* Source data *
********************

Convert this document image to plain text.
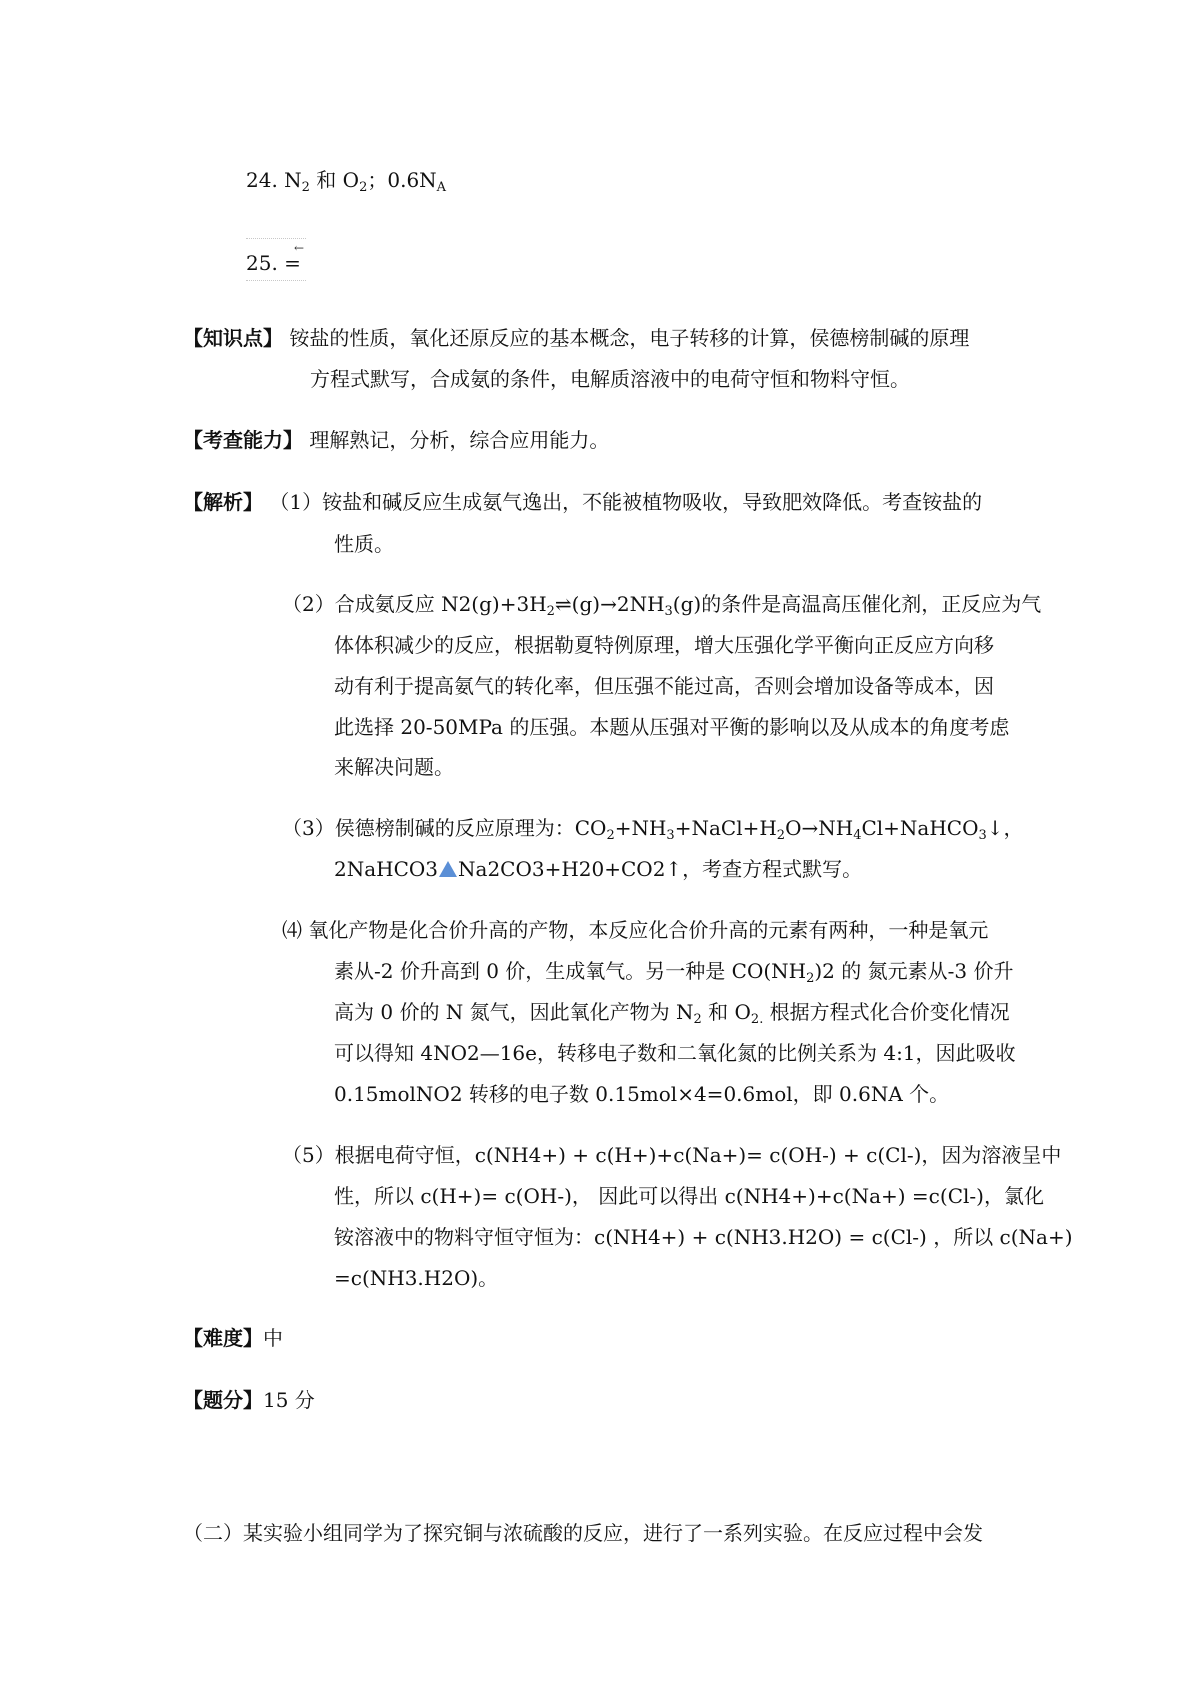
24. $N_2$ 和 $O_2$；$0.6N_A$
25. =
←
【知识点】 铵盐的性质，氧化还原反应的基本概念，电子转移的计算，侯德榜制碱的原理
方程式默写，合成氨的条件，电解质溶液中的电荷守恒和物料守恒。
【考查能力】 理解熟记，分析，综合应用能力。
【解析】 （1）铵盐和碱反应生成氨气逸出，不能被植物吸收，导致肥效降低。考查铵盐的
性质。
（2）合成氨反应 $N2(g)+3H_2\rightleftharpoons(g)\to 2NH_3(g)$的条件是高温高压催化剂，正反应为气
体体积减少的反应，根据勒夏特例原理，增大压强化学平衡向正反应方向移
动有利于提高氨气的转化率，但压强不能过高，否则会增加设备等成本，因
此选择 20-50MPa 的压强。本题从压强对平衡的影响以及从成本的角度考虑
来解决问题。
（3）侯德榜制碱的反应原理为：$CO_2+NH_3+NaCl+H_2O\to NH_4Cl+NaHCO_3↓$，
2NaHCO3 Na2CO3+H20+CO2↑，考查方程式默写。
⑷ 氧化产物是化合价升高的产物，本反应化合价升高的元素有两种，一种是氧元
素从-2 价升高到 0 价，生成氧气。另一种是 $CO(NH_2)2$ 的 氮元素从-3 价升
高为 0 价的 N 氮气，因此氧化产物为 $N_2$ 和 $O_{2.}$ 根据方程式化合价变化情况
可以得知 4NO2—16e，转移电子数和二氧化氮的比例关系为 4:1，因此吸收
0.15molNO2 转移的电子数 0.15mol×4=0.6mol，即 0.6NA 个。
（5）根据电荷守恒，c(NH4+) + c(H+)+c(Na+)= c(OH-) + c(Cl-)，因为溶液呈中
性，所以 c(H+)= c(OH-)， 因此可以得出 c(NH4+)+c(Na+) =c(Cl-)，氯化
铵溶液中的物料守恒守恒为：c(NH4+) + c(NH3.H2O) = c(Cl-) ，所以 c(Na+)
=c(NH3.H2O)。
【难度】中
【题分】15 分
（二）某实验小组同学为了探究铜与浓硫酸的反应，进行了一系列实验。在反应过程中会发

********************

* THE TASK *
Write out the full listing verbatim, excluding its pictures.

* ANSWER TO THIS EXERCISE *
Convert this document image to plain text.
24. $N_2$ 和 $O_2$；$0.6N_A$
25. =
←
【知识点】 铵盐的性质，氧化还原反应的基本概念，电子转移的计算，侯德榜制碱的原理
方程式默写，合成氨的条件，电解质溶液中的电荷守恒和物料守恒。
【考查能力】 理解熟记，分析，综合应用能力。
【解析】 （1）铵盐和碱反应生成氨气逸出，不能被植物吸收，导致肥效降低。考查铵盐的
性质。
（2）合成氨反应 $N2(g)+3H_2\rightleftharpoons(g)\to 2NH_3(g)$的条件是高温高压催化剂，正反应为气
体体积减少的反应，根据勒夏特例原理，增大压强化学平衡向正反应方向移
动有利于提高氨气的转化率，但压强不能过高，否则会增加设备等成本，因
此选择 20-50MPa 的压强。本题从压强对平衡的影响以及从成本的角度考虑
来解决问题。
（3）侯德榜制碱的反应原理为：$CO_2+NH_3+NaCl+H_2O\to NH_4Cl+NaHCO_3↓$，
2NaHCO3 Na2CO3+H20+CO2↑，考查方程式默写。
⑷ 氧化产物是化合价升高的产物，本反应化合价升高的元素有两种，一种是氧元
素从-2 价升高到 0 价，生成氧气。另一种是 $CO(NH_2)2$ 的 氮元素从-3 价升
高为 0 价的 N 氮气，因此氧化产物为 $N_2$ 和 $O_{2.}$ 根据方程式化合价变化情况
可以得知 4NO2—16e，转移电子数和二氧化氮的比例关系为 4:1，因此吸收
0.15molNO2 转移的电子数 0.15mol×4=0.6mol，即 0.6NA 个。
（5）根据电荷守恒，c(NH4+) + c(H+)+c(Na+)= c(OH-) + c(Cl-)，因为溶液呈中
性，所以 c(H+)= c(OH-)， 因此可以得出 c(NH4+)+c(Na+) =c(Cl-)，氯化
铵溶液中的物料守恒守恒为：c(NH4+) + c(NH3.H2O) = c(Cl-) ，所以 c(Na+)
=c(NH3.H2O)。
【难度】中
【题分】15 分
（二）某实验小组同学为了探究铜与浓硫酸的反应，进行了一系列实验。在反应过程中会发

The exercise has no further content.